Trecho do texto.

O neologismo instrumentalizar significa: usar como instrumento
O neologismo instrumentalizar significa: “usar como instrumento para atingir determinado fim”; “servir-se de alguém como coisa, meio ou instrumento para atingir os seus fins”.
Tal mecanismo sempre existiu no meio dos homens. E hoje mais do que nunca. Por decorrência dele, a dificuldade em se reconhecer as verdadeiras amizades. Aquelas em que se pode confiar inteiramente, sem receio de manipulação, de artifícios enganosos, de elogios falsos, de aproximações interesseiras.
É evidente que uma pessoa pode pedir a um amigo, com transparência, que interceda por ela em determinada situação, solicitando favor. A verdadeira amizade permite tal tipo de ajuda. O relacionamento sincero possibilita partilha de dificuldades e de alegrias.
Não é o caso, porém, da instrumentalização do ser humano, quando este é usado para atingir determinado fim de pessoa interesseira que, sem mais nem menos, de repente, passa a assediar o eleito com prestígio, com riqueza ou com poder.
Lembro-me de uma história contada por Millôr Fernandes: um pobre coitado, só em sua pobreza, de repente se vê milionário com o acerto na loteria. Imediatamente, milhares de amigos, festas, esbanjamentos, explorações, até que o dinheiro sumiu e, com ele, os amigos. Vidinha antiga de pobreza. Mas o homem continuou a jogar e, contrariando o ditado de que o raio não cai duas vezes no mesmo lugar, eis que o homem novamente ganhou na loteria. Do novo a multidão de amigos, saídos não se sabe de onde. E ele, desanimado, diz mais ou menos o seguinte: Vou ter de aturar de novo a festa da vida?

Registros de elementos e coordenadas
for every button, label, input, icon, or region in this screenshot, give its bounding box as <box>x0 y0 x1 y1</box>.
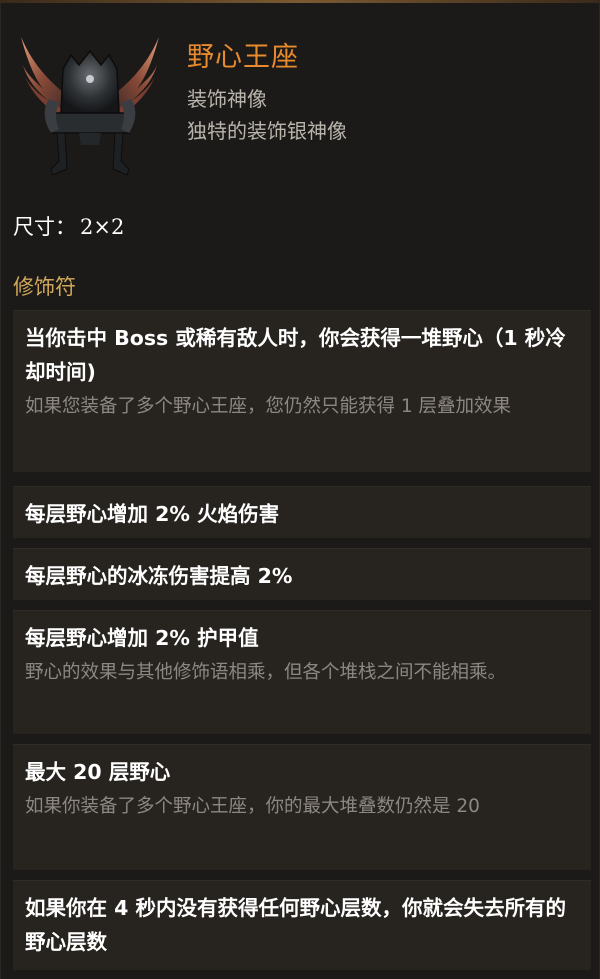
affix-main-text: 每层野心的冰冻伤害提高 2% <box>25 564 293 588</box>
item-title: 野心王座 <box>187 42 299 73</box>
affix-note-text: 如果你装备了多个野心王座，你的最大堆叠数仍然是 20 <box>25 796 480 817</box>
affix-box: 每层野心增加 2% 火焰伤害 <box>13 486 591 538</box>
affix-box: 每层野心的冰冻伤害提高 2% <box>13 548 591 600</box>
affix-box: 如果你在 4 秒内没有获得任何野心层数，你就会失去所有的野心层数 <box>13 880 591 970</box>
item-tooltip-panel: 野心王座 装饰神像 独特的装饰银神像 尺寸： 2×2 修饰符 当你击中 Boss … <box>0 3 600 979</box>
affix-box: 每层野心增加 2% 护甲值 野心的效果与其他修饰语相乘，但各个堆栈之间不能相乘。 <box>13 610 591 734</box>
affix-note-text: 野心的效果与其他修饰语相乘，但各个堆栈之间不能相乘。 <box>25 662 507 683</box>
affix-box: 最大 20 层野心 如果你装备了多个野心王座，你的最大堆叠数仍然是 20 <box>13 744 591 870</box>
item-size-label: 尺寸： <box>13 215 76 239</box>
affix-main-text: 每层野心增加 2% 护甲值 <box>25 626 259 650</box>
item-size: 尺寸： 2×2 <box>13 211 124 241</box>
item-size-value: 2×2 <box>80 215 125 239</box>
item-type: 装饰神像 <box>187 87 267 111</box>
affix-box: 当你击中 Boss 或稀有敌人时，你会获得一堆野心（1 秒冷却时间) 如果您装备… <box>13 310 591 472</box>
affix-heading: 修饰符 <box>13 275 76 299</box>
item-description: 独特的装饰银神像 <box>187 119 347 143</box>
winged-throne-statue-icon <box>13 29 167 181</box>
affix-main-text: 每层野心增加 2% 火焰伤害 <box>25 502 280 526</box>
affix-main-text: 当你击中 Boss 或稀有敌人时，你会获得一堆野心（1 秒冷却时间) <box>25 326 566 384</box>
affix-main-text: 如果你在 4 秒内没有获得任何野心层数，你就会失去所有的野心层数 <box>25 896 567 954</box>
affix-main-text: 最大 20 层野心 <box>25 760 171 784</box>
affix-note-text: 如果您装备了多个野心王座，您仍然只能获得 1 层叠加效果 <box>25 396 512 417</box>
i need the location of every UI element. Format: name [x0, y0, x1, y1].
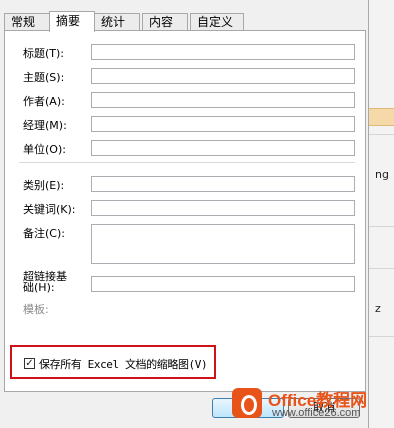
tab-statistics[interactable]: 统计: [94, 13, 140, 31]
office-logo-icon: [232, 388, 262, 418]
company-label: 单位(O):: [23, 143, 66, 156]
author-label: 作者(A):: [23, 95, 65, 108]
subject-label: 主题(S):: [23, 71, 65, 84]
comments-label: 备注(C):: [23, 227, 65, 240]
site-watermark: Office教程网 www.office26.com: [226, 382, 394, 428]
tab-custom[interactable]: 自定义: [190, 13, 244, 31]
tab-contents[interactable]: 内容: [142, 13, 188, 31]
comments-field[interactable]: [91, 224, 355, 264]
category-label: 类别(E):: [23, 179, 65, 192]
background-selected-band: [369, 108, 394, 126]
subject-field[interactable]: [91, 68, 355, 84]
background-text-fragment: z: [375, 302, 381, 315]
template-label: 模板:: [23, 303, 49, 316]
keywords-label: 关键词(K):: [23, 203, 76, 216]
background-text-fragment: ng: [375, 168, 389, 181]
manager-label: 经理(M):: [23, 119, 67, 132]
tab-general[interactable]: 常规: [4, 13, 50, 31]
tab-summary[interactable]: 摘要: [49, 11, 95, 32]
thumbnail-option-highlight: ✓ 保存所有 Excel 文档的缩略图(V): [10, 345, 216, 379]
watermark-url: www.office26.com: [272, 407, 361, 419]
summary-panel: 标题(T): 主题(S): 作者(A): 经理(M): 单位(O): 类别(E)…: [4, 30, 366, 392]
hyperlink-base-field[interactable]: [91, 276, 355, 292]
properties-dialog: 常规 摘要 统计 内容 自定义 标题(T): 主题(S): 作者(A): 经理(…: [0, 0, 369, 428]
title-label: 标题(T):: [23, 47, 65, 60]
save-thumbnail-checkbox[interactable]: ✓: [24, 358, 35, 369]
background-window: ng z: [368, 0, 394, 428]
background-divider: [369, 134, 394, 135]
hyperlink-base-label: 超链接基础(H):: [23, 270, 67, 294]
save-thumbnail-label[interactable]: 保存所有 Excel 文档的缩略图(V): [39, 356, 208, 372]
manager-field[interactable]: [91, 116, 355, 132]
separator: [19, 162, 355, 163]
author-field[interactable]: [91, 92, 355, 108]
keywords-field[interactable]: [91, 200, 355, 216]
category-field[interactable]: [91, 176, 355, 192]
title-field[interactable]: [91, 44, 355, 60]
company-field[interactable]: [91, 140, 355, 156]
background-divider: [369, 226, 394, 227]
background-divider: [369, 336, 394, 337]
background-divider: [369, 268, 394, 269]
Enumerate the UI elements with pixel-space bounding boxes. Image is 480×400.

Instrução dada. Retome o texto sobre a instrumentalização do ser humano nas amizades e continue-o a partir da última frase apresentada.

Resposta ao problema.
Logicamente a festa seria a manipulação a que ele seria submetido, a exploração dos falsos amigos, a instrumentalização de um ser humano, invólucro, apenas, para a fortuna recebida.
Vejam na política, vejam nas hierarquias em todos os sentidos. Por isso se diz: “rei posto, rei deposto”, o que significa abandono ao ser humano que de nada mais serve para os interesses de outros.
Assim, instrumentalizar o ser humano significa servir-se dele enquanto útil para alguém que deseja atingir determinado objetivo. E apenas esse objetivo é relevante: o outro nada significa: não há preocupação com o que lhe vai na alma, com suas angústias, com seus problemas, com seus anseios de ver mãos estendidas em gestos autênticos de bondade, de olhares de compreensão, de encontrar, no fundo do coração, a certeza de estar com gente confiável e verdadeira.
Por tudo isso, instrumentalizar diz respeito à carcaça que reveste o dinheiro, à carcaça que cobre o prestígio, à carcaça que envolve o poder, enquanto dinheiro, prestígio e poder existirem.
Findos tais atributos, a carcaça, que nada significa para o manipulador, como se feita de pano, debruça-se sobre si mesma e perde o encantamento que julgava distribuir em sua volta.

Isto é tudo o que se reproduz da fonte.